(Data items)
+ + +

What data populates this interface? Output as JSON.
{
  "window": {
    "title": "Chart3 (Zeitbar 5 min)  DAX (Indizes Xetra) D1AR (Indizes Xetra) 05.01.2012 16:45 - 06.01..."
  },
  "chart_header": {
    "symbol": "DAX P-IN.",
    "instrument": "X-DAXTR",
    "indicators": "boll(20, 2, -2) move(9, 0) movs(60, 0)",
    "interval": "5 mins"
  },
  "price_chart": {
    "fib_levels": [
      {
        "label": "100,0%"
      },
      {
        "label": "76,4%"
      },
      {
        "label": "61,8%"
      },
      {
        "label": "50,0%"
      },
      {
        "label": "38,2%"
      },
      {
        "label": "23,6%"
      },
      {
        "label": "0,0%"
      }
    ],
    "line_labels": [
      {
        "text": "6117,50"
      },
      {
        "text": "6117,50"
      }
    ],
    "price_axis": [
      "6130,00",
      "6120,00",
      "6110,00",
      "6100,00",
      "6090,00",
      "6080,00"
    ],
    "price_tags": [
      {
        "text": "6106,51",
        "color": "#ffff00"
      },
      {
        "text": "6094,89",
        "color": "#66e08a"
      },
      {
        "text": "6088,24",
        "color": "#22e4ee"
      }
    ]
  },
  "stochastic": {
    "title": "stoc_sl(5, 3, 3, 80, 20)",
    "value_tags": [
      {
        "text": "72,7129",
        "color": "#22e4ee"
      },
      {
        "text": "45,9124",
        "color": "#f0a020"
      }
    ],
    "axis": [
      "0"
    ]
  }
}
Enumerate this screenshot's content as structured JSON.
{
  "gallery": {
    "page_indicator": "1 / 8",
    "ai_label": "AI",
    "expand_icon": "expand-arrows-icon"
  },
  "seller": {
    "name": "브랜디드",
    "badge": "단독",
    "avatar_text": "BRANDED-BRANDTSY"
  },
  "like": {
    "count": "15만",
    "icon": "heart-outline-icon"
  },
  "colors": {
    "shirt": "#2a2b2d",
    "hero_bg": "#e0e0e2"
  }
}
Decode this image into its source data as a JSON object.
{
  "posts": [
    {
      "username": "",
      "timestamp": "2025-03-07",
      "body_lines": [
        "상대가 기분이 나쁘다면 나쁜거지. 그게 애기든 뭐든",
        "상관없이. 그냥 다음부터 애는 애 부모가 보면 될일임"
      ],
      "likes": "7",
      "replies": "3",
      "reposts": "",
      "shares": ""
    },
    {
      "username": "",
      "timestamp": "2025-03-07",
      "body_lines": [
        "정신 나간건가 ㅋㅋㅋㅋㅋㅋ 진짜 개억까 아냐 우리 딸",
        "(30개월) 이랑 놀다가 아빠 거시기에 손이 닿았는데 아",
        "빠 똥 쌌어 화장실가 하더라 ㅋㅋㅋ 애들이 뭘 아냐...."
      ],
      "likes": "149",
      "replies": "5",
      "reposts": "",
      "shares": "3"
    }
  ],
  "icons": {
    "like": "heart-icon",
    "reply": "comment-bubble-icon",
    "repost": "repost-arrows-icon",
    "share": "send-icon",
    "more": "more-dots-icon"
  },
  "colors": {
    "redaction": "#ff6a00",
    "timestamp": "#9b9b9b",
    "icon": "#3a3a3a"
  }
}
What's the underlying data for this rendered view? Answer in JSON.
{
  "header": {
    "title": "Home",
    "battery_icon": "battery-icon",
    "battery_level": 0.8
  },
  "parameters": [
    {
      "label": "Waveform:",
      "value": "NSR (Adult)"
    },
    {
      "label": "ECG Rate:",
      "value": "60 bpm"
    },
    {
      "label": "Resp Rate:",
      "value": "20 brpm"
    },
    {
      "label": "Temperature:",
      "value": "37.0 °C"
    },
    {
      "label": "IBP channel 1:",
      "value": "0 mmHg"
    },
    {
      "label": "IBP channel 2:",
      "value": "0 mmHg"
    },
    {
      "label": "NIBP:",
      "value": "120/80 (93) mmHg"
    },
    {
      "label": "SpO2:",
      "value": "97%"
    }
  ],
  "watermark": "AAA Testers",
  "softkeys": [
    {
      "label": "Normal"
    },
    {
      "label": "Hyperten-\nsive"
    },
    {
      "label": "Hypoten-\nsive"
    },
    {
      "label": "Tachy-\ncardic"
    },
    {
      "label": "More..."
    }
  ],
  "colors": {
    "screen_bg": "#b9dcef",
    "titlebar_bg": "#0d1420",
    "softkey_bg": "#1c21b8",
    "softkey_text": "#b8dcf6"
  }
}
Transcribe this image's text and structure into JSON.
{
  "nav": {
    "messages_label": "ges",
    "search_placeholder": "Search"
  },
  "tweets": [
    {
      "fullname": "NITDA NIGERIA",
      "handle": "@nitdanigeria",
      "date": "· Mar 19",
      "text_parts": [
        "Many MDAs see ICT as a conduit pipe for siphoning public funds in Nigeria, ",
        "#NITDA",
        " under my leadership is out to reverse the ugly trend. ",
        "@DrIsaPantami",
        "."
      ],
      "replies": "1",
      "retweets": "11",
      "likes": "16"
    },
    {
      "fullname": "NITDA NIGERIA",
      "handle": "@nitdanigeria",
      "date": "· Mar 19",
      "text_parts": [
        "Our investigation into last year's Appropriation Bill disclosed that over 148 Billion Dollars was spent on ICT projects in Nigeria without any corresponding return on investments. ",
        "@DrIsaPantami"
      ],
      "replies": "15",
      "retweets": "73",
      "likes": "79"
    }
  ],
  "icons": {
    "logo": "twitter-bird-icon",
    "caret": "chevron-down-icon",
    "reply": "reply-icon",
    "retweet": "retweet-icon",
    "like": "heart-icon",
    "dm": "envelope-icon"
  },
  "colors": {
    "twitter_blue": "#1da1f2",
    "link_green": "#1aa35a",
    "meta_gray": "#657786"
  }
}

+ + +

## Problem description
Which lines above contain the word "into"? Copy each of them.

## Exercise answer
Decode this image into its source data as a JSON object.
Transcribe this image's text and structure into JSON.
        "Our investigation into last year's Appropriation Bill disclosed that over 148 Billion Dollars was spent on ICT projects in Nigeria without any corresponding return on investments. ",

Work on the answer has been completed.